Exercise objective> List every person named in the book-review passage, giving each name once.

Source passage>
The Modern Fairies By Clare Pollard Avid Reader: 272 pages, $28 (July 23)

Those in search of a bawdy fairy tale should look no further than Pollard’s novel set during the reign of Louis XIV. Intellectuals from Versailles gather at the home of Madame Marie D’Aulnoy. They bring court gossip and romantic desire with them, and they entertain each other with ribald tales of missing glass slippers, beauties and beasts, while remaining oblivious to the wolf that waits outside their salon door. Pollard imagines the origins of many of the tales gathered by Charles Perrault.

"The Future Was Now" by Chris Nashawaty

The Future Was Now: Madmen, Mavericks, and the Epic Sci-Fi Summer of 1982 By Chris Nashawaty Flatiron: 304 pages, $30 (July 30)

The summer of 1982 took moviegoers on epic rides through the sci-fi worlds of a future L.A. and the Australian desert, and introduced a lost extraterrestrial trying to get home. In all, eight sci-fi adventures were released that summer, and Nashawaty, former Entertainment Weekly film critic, expertly covers their behind-the-scenes conflicts and (not surprising) ego clashes. Hollywood boldly went where it hadn’t gone before and Nashawaty chronicles the journeys.

Supplied information>
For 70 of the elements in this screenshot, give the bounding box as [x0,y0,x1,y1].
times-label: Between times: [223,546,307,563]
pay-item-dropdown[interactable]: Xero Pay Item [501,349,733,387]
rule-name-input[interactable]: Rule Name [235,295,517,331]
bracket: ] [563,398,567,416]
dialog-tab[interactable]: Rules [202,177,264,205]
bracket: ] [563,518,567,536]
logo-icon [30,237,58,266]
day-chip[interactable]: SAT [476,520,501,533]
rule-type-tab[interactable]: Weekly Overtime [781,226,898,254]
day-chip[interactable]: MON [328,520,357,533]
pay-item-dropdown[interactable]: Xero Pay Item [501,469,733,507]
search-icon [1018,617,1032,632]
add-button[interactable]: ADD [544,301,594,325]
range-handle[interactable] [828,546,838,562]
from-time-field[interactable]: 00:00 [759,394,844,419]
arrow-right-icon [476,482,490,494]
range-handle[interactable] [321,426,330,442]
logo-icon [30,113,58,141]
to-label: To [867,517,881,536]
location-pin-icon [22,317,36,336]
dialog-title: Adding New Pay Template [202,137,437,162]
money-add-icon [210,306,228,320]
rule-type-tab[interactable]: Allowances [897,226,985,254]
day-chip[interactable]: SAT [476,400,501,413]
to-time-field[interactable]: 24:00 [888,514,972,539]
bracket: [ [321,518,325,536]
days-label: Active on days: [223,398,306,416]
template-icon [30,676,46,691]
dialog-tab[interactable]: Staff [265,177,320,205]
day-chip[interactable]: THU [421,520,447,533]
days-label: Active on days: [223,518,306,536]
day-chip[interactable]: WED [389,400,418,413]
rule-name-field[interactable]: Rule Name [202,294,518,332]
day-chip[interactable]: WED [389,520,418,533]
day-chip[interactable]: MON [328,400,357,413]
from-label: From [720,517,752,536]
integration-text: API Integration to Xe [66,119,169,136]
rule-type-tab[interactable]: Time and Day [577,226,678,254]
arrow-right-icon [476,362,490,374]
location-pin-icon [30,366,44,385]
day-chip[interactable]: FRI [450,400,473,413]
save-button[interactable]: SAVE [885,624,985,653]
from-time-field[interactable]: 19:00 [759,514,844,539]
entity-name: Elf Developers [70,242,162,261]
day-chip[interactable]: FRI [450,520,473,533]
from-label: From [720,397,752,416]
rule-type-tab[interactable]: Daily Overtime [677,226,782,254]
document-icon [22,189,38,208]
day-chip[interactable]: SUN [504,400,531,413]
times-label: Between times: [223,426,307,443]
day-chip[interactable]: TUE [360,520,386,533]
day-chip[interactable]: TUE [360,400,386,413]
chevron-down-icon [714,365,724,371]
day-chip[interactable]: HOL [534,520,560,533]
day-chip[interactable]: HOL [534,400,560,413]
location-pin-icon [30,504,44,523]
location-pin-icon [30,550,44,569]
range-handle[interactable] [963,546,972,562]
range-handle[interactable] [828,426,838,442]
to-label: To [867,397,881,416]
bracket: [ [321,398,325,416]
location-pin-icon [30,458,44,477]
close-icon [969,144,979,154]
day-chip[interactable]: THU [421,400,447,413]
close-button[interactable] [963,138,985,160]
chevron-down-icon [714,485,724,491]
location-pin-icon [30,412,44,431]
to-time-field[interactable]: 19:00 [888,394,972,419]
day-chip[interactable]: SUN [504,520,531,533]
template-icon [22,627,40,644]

--

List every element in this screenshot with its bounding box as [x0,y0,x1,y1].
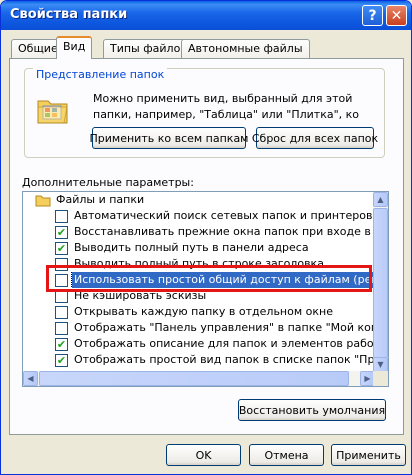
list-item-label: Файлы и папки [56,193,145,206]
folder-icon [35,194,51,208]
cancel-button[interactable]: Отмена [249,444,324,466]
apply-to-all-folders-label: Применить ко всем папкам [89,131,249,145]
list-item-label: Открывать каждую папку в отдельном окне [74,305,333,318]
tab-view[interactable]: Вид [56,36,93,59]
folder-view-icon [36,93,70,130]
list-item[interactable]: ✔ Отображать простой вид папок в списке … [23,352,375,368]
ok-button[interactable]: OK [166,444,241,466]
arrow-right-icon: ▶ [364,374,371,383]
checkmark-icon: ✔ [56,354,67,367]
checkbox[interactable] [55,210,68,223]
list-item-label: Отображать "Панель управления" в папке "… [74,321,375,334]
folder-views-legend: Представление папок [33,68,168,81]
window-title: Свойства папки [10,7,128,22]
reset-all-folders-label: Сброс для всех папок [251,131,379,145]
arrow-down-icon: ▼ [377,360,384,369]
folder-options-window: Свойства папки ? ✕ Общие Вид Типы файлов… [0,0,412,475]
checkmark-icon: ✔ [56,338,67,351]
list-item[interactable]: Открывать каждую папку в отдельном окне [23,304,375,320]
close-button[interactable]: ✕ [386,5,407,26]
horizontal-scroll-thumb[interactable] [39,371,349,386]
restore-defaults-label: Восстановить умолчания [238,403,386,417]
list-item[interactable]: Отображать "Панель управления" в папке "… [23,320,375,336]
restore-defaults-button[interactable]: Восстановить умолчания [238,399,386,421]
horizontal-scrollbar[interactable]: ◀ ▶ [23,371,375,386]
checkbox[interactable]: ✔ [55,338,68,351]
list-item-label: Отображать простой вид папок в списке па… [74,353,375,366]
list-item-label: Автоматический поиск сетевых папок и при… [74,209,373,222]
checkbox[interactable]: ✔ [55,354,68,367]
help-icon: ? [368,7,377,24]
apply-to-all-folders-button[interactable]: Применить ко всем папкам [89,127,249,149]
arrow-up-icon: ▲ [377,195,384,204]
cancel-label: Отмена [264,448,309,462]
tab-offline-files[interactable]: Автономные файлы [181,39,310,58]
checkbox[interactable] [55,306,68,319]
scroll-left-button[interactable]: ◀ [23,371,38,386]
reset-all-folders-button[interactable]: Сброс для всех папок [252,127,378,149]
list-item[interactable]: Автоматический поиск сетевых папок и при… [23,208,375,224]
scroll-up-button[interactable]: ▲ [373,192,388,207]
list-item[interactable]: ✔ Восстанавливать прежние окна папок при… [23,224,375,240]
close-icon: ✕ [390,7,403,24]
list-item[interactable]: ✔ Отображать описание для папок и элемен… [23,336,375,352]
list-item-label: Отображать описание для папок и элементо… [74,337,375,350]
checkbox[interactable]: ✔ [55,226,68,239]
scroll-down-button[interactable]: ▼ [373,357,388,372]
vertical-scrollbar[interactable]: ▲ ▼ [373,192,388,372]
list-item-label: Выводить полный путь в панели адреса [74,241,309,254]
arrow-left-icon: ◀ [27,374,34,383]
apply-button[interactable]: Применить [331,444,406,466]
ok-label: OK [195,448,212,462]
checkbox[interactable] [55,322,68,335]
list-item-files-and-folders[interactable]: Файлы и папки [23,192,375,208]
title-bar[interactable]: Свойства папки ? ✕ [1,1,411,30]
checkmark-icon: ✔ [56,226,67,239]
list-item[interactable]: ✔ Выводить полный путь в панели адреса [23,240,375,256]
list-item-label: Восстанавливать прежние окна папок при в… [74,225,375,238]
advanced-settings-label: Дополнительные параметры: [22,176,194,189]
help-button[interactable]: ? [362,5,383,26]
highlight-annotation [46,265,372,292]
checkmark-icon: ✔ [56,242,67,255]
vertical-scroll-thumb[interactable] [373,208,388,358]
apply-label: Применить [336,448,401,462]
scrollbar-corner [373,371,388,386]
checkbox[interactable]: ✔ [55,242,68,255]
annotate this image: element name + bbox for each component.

* * *

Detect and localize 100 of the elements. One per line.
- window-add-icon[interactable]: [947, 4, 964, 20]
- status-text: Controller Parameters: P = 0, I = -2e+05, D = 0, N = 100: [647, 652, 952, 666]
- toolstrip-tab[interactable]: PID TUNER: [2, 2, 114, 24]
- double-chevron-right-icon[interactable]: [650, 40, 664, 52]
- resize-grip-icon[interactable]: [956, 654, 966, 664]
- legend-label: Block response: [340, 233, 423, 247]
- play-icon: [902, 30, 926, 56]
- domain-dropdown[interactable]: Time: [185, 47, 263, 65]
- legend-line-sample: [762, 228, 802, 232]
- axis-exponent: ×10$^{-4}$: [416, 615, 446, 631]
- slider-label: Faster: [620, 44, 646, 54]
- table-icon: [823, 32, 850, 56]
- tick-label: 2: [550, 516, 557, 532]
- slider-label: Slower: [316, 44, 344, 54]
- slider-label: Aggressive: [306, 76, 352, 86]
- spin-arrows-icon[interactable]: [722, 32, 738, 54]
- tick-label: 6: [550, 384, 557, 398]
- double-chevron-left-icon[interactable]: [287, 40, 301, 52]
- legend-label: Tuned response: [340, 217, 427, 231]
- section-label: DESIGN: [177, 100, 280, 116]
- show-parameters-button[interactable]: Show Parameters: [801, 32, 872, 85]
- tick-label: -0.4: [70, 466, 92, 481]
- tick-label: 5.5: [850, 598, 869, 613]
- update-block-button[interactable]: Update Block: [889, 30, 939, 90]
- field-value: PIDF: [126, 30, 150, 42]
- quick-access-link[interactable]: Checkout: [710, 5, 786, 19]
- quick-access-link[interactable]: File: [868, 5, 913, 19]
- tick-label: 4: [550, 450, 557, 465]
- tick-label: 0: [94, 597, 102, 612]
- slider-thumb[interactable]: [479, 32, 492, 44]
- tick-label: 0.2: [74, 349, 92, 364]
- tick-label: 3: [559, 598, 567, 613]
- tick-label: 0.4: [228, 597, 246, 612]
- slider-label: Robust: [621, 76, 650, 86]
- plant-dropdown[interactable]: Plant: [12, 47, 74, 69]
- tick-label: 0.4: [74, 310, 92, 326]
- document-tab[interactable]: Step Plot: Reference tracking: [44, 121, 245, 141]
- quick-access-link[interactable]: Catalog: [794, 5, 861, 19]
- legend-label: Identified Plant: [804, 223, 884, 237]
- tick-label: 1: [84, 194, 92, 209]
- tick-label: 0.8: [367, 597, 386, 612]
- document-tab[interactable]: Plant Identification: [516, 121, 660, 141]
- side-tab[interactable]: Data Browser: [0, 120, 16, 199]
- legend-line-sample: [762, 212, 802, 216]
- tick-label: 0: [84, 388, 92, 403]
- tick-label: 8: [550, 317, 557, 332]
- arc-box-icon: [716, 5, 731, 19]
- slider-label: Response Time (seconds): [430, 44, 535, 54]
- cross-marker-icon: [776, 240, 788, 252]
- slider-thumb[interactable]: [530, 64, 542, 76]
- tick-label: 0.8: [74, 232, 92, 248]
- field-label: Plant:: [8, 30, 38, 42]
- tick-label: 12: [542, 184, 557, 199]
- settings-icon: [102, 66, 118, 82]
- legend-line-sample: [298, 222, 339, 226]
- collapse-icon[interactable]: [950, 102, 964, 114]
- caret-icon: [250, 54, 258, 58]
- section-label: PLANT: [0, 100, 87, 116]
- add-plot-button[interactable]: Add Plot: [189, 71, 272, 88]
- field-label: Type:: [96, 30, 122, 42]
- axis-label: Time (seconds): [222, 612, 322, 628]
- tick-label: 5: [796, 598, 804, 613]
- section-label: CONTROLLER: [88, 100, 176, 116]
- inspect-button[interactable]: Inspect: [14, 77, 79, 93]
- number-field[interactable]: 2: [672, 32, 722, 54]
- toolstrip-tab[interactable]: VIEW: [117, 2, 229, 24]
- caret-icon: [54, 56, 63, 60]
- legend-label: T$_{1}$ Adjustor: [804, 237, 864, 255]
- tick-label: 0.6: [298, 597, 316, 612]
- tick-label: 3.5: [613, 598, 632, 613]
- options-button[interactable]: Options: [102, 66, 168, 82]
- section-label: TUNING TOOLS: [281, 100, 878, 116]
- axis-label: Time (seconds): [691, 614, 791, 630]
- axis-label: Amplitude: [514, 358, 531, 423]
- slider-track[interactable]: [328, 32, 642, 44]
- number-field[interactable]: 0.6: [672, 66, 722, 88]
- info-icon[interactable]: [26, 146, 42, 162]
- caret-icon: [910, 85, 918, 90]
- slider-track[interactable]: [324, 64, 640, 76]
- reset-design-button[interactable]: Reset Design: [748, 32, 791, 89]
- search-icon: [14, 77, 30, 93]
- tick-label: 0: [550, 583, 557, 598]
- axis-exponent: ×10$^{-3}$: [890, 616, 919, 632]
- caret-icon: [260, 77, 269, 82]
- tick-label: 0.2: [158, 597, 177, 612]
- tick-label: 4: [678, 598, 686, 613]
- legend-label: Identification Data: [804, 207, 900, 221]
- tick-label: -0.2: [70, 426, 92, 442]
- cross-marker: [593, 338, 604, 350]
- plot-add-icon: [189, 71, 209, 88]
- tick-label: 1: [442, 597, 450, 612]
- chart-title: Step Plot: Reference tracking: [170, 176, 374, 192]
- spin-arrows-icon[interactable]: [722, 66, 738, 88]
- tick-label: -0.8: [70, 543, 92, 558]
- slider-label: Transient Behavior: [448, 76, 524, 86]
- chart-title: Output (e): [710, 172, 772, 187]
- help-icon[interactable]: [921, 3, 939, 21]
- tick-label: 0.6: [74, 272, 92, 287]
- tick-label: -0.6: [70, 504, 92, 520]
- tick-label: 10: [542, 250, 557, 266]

Full response> Clare Pollard, Louis XIV, Madame Marie D'Aulnoy, Charles Perrault, Chris Nashawaty